[start of Task material]

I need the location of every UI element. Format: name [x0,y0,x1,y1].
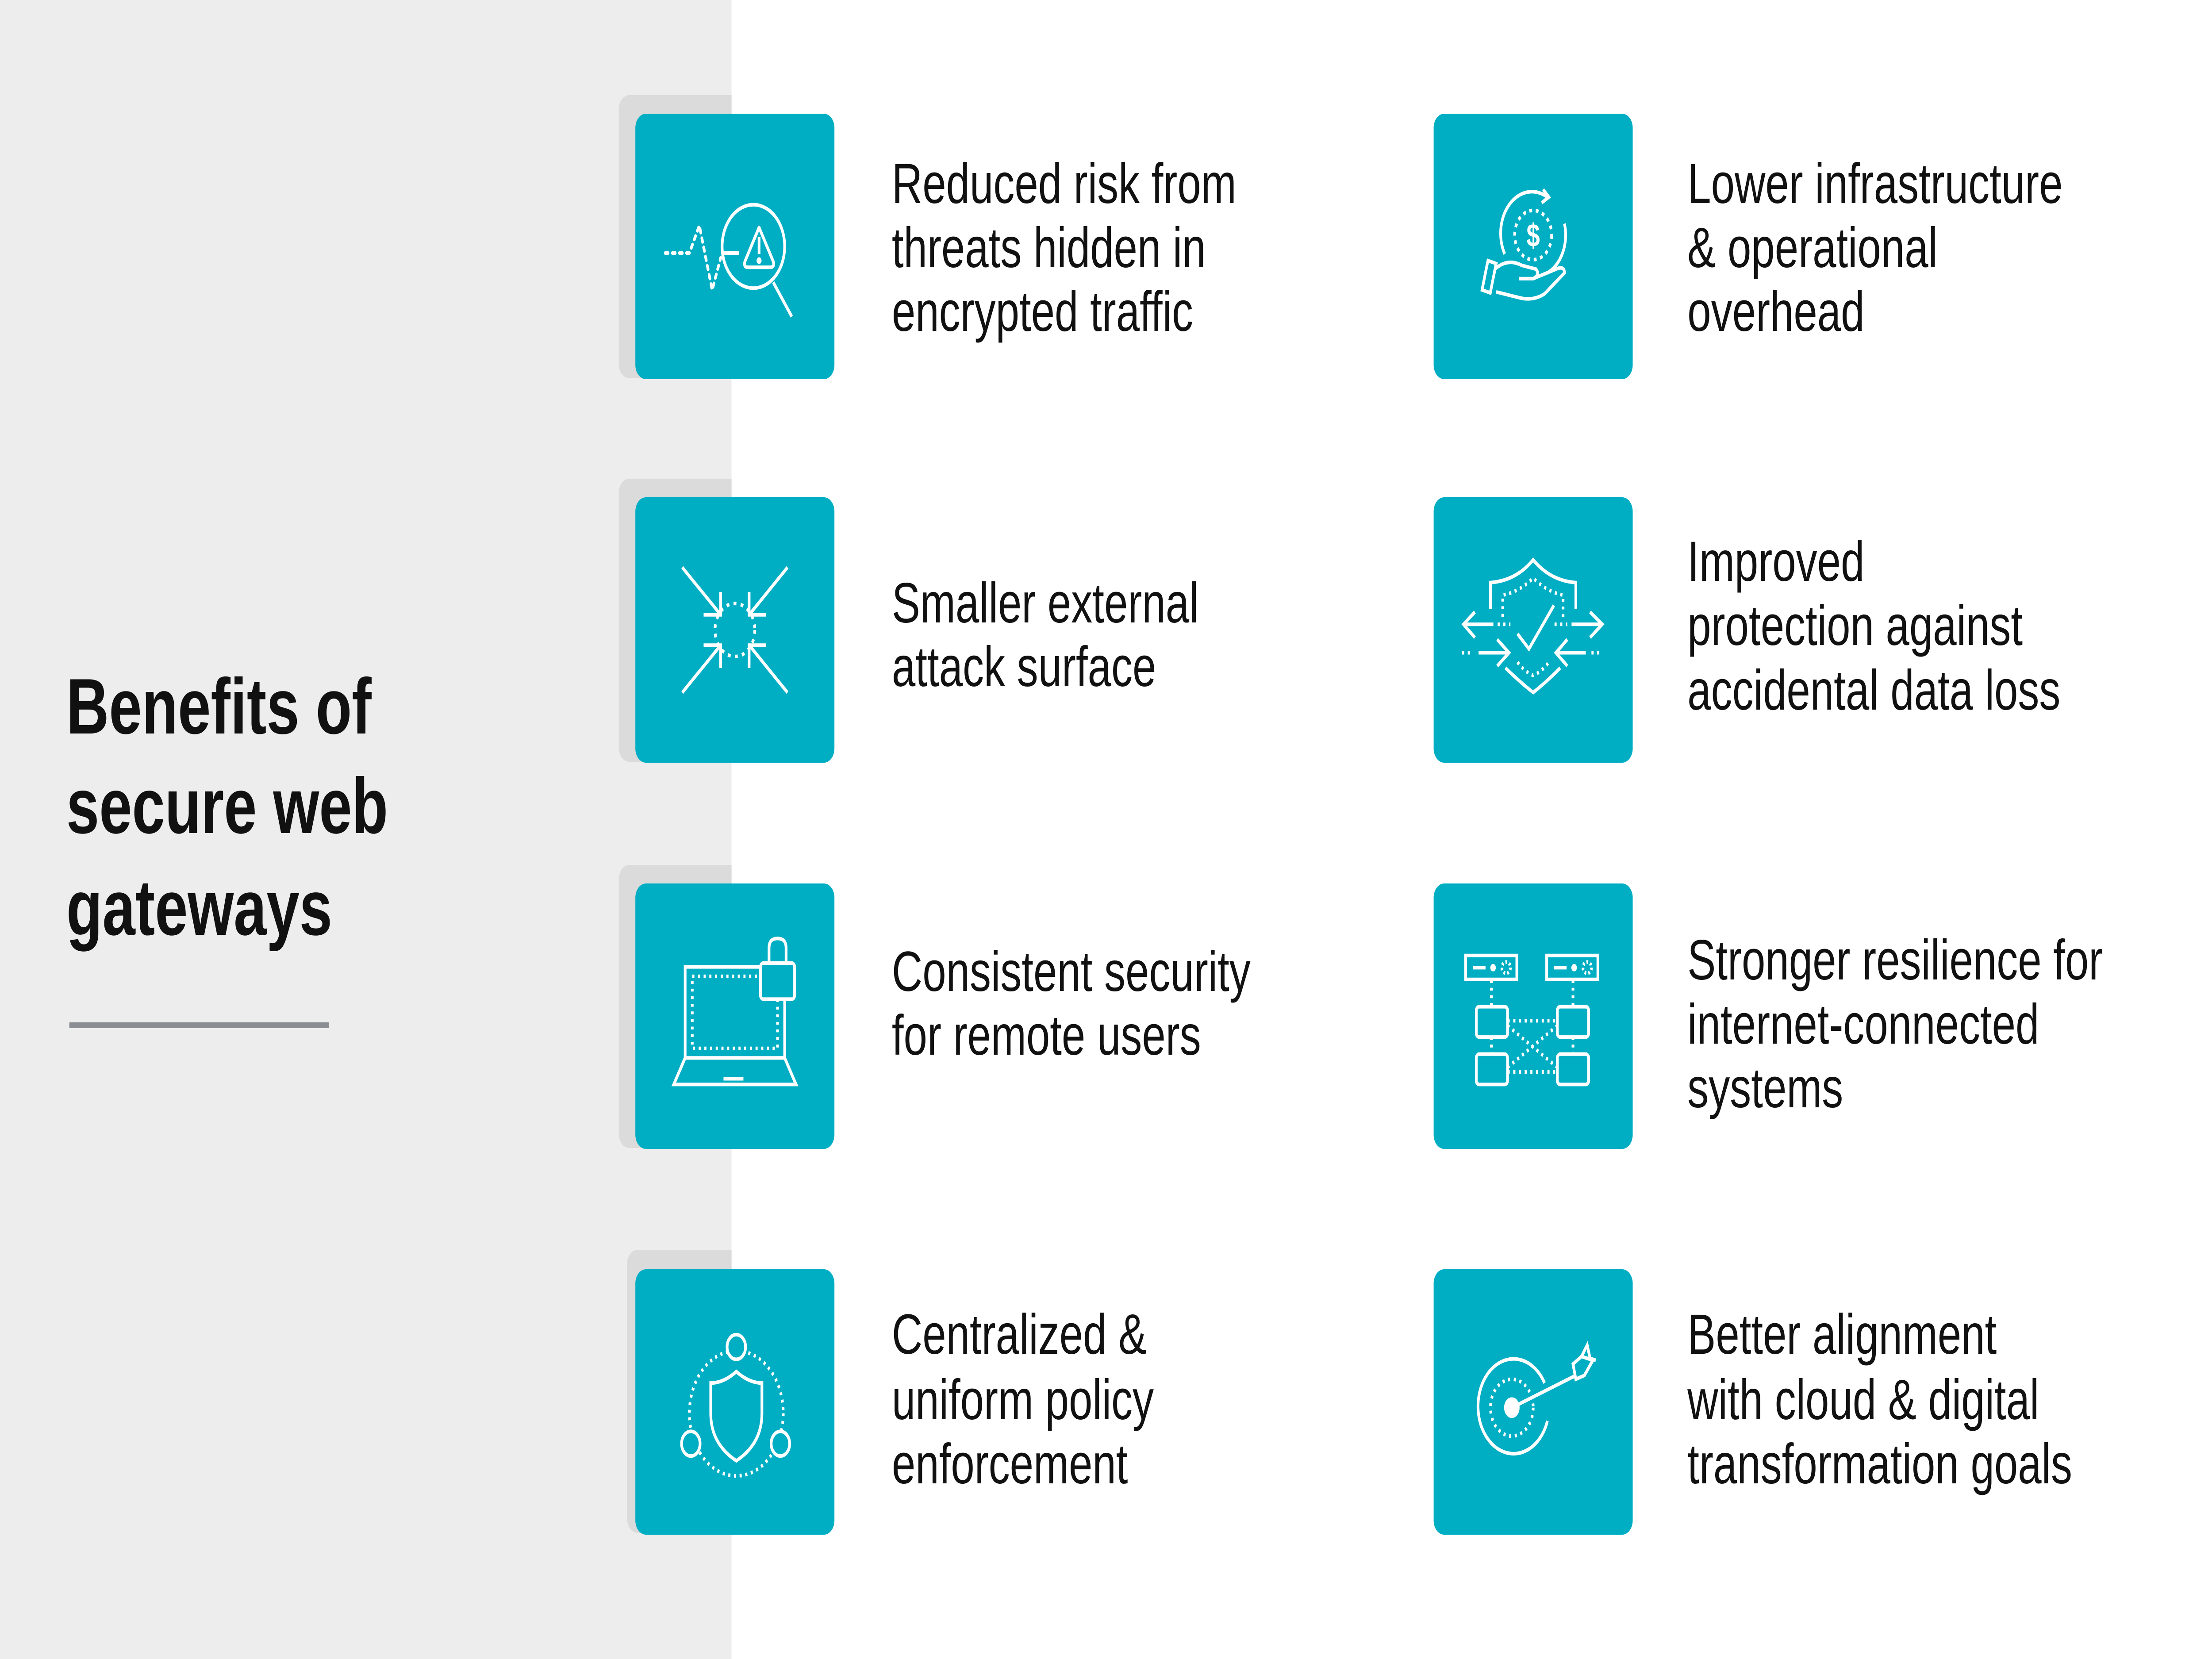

[end of Task material]
[start of Task material]

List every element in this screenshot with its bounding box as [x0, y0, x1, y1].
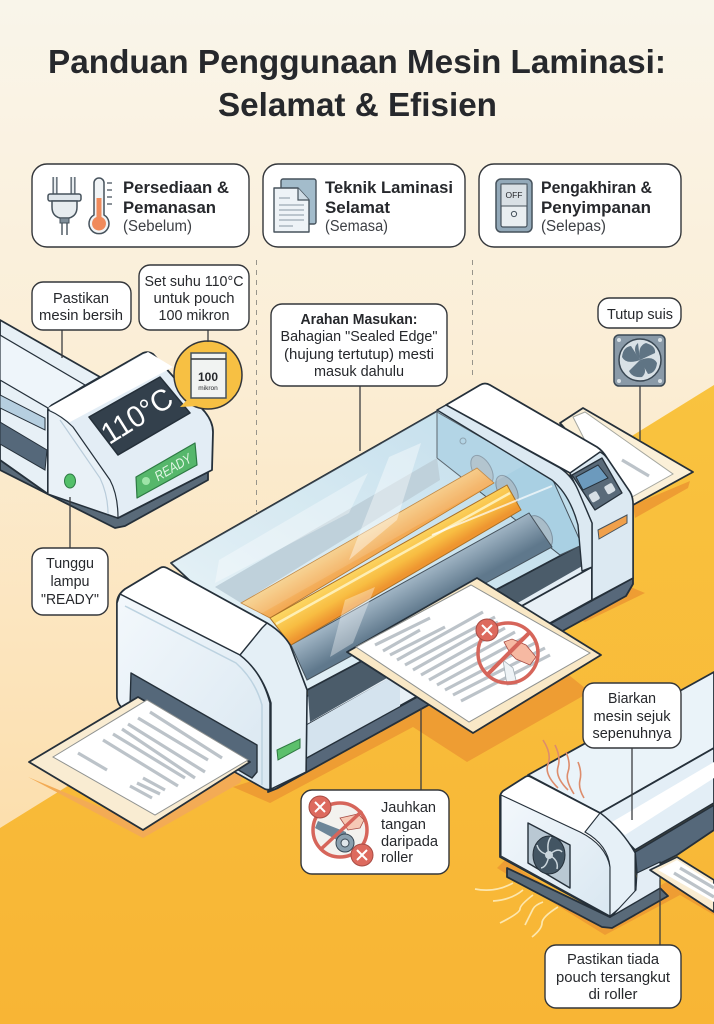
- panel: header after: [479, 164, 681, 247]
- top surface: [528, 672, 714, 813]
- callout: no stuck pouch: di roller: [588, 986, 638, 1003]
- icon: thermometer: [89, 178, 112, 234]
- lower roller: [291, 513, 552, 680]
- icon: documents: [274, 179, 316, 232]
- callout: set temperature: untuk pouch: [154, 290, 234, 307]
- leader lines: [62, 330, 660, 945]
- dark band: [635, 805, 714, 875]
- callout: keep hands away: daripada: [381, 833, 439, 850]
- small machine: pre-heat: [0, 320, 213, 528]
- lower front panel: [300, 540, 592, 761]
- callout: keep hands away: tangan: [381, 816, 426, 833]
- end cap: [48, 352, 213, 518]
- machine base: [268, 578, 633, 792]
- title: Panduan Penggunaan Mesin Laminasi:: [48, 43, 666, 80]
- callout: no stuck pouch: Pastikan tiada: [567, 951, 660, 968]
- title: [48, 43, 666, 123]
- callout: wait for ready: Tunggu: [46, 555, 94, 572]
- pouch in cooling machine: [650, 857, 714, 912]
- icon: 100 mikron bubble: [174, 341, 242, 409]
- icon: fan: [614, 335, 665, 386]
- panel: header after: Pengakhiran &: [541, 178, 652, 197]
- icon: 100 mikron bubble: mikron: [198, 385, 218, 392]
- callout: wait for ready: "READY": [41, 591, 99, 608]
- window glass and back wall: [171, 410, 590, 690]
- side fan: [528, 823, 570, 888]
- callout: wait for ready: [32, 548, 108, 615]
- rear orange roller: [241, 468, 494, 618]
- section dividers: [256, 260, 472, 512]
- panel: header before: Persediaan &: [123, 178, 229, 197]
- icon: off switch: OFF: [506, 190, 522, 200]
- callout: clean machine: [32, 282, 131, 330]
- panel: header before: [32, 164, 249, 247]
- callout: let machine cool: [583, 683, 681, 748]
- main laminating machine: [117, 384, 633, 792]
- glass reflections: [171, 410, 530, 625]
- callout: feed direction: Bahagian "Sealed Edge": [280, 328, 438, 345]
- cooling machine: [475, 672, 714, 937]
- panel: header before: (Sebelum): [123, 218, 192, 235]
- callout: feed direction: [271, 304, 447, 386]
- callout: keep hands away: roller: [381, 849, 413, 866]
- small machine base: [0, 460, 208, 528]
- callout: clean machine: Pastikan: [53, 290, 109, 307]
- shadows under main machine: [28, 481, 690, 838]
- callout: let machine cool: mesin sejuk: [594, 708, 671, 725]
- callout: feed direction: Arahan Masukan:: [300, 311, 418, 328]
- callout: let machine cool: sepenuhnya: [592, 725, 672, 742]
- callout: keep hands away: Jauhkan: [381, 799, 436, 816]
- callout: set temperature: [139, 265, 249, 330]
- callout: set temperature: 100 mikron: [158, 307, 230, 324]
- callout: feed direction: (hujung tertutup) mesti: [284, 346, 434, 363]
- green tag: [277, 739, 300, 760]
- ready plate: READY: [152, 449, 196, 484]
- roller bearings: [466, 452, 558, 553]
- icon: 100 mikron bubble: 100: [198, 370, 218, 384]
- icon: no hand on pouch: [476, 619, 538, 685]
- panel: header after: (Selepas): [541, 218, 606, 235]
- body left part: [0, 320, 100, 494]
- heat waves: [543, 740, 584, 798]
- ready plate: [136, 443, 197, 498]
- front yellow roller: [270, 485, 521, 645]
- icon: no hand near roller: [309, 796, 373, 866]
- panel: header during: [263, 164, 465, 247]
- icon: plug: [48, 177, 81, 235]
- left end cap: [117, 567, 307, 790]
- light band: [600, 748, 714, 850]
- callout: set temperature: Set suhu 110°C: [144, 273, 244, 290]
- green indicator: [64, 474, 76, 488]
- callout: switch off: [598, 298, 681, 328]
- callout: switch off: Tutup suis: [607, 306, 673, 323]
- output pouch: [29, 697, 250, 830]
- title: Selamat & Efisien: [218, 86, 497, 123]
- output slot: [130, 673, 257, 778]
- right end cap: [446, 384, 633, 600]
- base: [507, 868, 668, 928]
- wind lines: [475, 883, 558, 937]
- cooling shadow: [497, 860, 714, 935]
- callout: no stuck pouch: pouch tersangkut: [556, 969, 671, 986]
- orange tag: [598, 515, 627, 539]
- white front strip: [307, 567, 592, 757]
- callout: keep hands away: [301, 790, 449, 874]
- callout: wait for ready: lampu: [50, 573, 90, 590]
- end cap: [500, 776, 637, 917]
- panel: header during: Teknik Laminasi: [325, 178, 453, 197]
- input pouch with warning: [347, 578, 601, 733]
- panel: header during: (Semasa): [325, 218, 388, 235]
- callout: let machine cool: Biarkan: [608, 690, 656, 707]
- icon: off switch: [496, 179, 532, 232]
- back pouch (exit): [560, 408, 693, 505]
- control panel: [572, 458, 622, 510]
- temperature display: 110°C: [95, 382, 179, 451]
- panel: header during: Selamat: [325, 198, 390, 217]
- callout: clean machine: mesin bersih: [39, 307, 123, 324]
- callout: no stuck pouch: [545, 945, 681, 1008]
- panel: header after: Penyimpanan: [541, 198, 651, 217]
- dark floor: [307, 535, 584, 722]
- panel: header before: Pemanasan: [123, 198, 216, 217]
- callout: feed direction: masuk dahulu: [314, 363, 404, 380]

[end of Task material]

Put the records from the line with "List every element" up to and including the line with "- end cap: [48, 352, 213, 518]" into a Markdown table with the columns Row and Line, one numbered row per line, skipping blank lines and leaving out the pictures.

| Row | Line |
|---|---|
| 1 | List every element in this screenshot with its bounding box as [x0, y0, x1, y1]. |
| 2 | - panel: header after: [479, 164, 681, 247] |
| 3 | - top surface: [528, 672, 714, 813] |
| 4 | - callout: no stuck pouch: di roller: [588, 986, 638, 1003] |
| 5 | - icon: thermometer: [89, 178, 112, 234] |
| 6 | - lower roller: [291, 513, 552, 680] |
| 7 | - icon: documents: [274, 179, 316, 232] |
| 8 | - callout: set temperature: untuk pouch: [154, 290, 234, 307] |
| 9 | - leader lines: [62, 330, 660, 945] |
| 10 | - dark band: [635, 805, 714, 875] |
| 11 | - callout: keep hands away: daripada: [381, 833, 439, 850] |
| 12 | - small machine: pre-heat: [0, 320, 213, 528] |
| 13 | - lower front panel: [300, 540, 592, 761] |
| 14 | - callout: keep hands away: tangan: [381, 816, 426, 833] |
| 15 | - end cap: [48, 352, 213, 518] |